HAMLET [Resenha 010/21]


Esta é uma edição inédita, distribuída com os assinantes do Clube de Literatura Clássica, a tradução consagrada de Carlos Alberto Nunes, contendo o texto, em original no inglês, para consulta (e que está repleto de notas explicativas e de vocabulário). Além deste livro com capa dura, recebemos: Um marcador de páginas dedicado ao clássico; Retrato do autor; e a obra “Rei Amleth”, de Saxo Gramatticus, editada pela primeira vez em território brasileiro e em língua portuguesa.

William Shakespeare é considerado por muitos o maior dramaturgo britânico. Apesar de soar pretensioso, principalmente para alguém que consegue atingir as massas, o título não é à toa. Shakespeare conseguiu como poucos autores, penetrar na alma humana e trazer à tona o que de mais puro, nobre, mesquinho e atroz existe. Nesta peça o britânico nos leva por uma trama de traição, morte e vingança que até hoje nos encanta e fascina.

Hamlet. Escrita naquilo que os especialistas chamam de segunda fase das obras de Shakespeare, que tem como principais temas, tragédias grandiloquentes e comédias amargas, essa fase do autor é tida por muitos como o tempo em que o mesmo usou de forma mais grandiosa seu talento. São desta fase, as peças Hamlet, Júlio César, Otelo, Macbeth, Antônio e Cleópatra.

Apesar de que muitas das coisas apresentadas por Shakespeare só serem totalmente compreendidas tendo em vista o contexto histórico na qual foram escritas, não precisa ser um perito em história para notar a sutileza de suas. Em Hamlet, dentre tantos sentimentos vividos pela psique humana, um se sobressai: vingança.

(Registros armazenados)
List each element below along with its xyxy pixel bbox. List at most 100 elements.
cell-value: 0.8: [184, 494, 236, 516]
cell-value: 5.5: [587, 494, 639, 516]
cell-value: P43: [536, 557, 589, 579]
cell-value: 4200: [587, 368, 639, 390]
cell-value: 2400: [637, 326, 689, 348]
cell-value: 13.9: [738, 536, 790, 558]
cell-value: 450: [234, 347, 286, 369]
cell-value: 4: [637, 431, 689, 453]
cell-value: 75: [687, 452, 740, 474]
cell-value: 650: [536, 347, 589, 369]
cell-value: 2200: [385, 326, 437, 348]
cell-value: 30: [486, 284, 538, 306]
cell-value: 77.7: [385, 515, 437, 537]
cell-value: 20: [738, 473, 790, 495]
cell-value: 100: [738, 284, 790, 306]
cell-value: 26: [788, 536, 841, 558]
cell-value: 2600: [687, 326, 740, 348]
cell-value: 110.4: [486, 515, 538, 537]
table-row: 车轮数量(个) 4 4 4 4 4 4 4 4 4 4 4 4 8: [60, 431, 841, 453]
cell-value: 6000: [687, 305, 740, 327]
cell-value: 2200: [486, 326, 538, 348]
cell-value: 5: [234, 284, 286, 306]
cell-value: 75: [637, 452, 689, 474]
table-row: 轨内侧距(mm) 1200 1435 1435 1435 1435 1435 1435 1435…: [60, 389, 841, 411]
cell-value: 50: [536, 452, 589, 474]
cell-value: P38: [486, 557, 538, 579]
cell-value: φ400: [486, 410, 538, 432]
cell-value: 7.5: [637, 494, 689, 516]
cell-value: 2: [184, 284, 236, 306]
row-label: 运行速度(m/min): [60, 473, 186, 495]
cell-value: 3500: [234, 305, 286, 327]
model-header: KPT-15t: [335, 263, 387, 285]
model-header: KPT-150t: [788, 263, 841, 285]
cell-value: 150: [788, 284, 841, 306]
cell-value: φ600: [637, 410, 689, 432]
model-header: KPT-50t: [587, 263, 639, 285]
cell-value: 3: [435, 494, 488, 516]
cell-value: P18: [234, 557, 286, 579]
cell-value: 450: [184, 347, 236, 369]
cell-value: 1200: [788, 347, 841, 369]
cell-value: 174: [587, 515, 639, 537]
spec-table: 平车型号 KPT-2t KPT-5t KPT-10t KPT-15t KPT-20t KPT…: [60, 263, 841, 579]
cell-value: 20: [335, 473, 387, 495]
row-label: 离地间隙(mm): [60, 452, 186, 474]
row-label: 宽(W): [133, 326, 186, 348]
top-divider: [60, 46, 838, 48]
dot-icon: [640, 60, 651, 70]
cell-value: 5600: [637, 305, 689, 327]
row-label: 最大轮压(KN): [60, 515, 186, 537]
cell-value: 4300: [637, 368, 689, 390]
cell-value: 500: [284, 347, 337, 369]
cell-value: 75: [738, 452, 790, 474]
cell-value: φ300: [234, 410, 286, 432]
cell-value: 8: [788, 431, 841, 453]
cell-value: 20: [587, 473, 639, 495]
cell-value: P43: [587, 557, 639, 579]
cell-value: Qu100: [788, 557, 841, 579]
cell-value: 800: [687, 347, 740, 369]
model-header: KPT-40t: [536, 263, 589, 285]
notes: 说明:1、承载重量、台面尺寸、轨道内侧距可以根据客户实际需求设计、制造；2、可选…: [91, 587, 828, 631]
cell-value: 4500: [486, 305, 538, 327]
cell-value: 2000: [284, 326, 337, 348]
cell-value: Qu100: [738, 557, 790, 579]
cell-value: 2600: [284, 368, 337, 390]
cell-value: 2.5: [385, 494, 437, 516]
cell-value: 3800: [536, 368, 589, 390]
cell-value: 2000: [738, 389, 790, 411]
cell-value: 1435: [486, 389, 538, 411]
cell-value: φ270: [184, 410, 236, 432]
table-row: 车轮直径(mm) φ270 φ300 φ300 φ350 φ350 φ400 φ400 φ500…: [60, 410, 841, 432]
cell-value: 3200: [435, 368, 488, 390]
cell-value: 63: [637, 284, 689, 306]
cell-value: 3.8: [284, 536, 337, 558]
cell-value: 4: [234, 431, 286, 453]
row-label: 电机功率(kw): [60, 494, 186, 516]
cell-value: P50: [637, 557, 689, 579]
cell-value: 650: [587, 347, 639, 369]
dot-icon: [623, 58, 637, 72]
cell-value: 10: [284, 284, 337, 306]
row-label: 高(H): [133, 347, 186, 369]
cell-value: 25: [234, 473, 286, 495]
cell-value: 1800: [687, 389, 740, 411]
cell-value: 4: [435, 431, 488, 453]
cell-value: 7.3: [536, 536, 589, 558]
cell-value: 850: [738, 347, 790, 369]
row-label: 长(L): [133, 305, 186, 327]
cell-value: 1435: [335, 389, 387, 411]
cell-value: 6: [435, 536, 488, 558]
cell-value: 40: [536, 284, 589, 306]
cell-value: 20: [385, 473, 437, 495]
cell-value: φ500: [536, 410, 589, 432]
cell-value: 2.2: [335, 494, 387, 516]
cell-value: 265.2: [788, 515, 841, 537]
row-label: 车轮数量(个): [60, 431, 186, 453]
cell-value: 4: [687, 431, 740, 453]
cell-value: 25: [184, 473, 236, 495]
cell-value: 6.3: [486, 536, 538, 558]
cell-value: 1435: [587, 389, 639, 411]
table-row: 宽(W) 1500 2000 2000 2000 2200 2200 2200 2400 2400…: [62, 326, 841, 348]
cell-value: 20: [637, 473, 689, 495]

- _EXERCÍCIO A_: Pode transcrever, sem nenhuma alteração, o trecho da resenha de Hamlet que vai de "Esta é uma edição" até "em língua portuguesa.", incluindo este último?
- _EXERCÍCIO B_: Você pode dar continuidade à resenha de Hamlet a partir do ponto em que ela termina?
Os registros não têm relação alguma com a resenha de Hamlet.

- _RESULTADO FINAL A_:
Esta é uma edição inédita, distribuída com os assinantes do Clube de Literatura Clássica, a tradução consagrada de Carlos Alberto Nunes, contendo o texto, em original no inglês, para consulta (e que está repleto de notas explicativas e de vocabulário). Além deste livro com capa dura, recebemos: Um marcador de páginas dedicado ao clássico; Retrato do autor; e a obra “Rei Amleth”, de Saxo Gramatticus, editada pela primeira vez em território brasileiro e em língua portuguesa.

- _RESULTADO FINAL B_:
Hamlet, narra a história do personagem que dá titulo a peça em sua trajetória para vingar a morte do pai, o Rei da Dinamarca. Algum tempo após a morte do rei, o tio de Hamlet, Cláudio, casa-se com a mãe do príncipe, Gertrudes. Hamlet que não gostara da rapidez na qual as coisas ocorreram, fica mais transtornado ainda quando descobre que o pai fora envenenado pelo irmão Claudio. Hamlet fica sabendo disso através do espectro do rei morto que voltou para lhe avisar do ocorrido e suplicar que o filho o vingue.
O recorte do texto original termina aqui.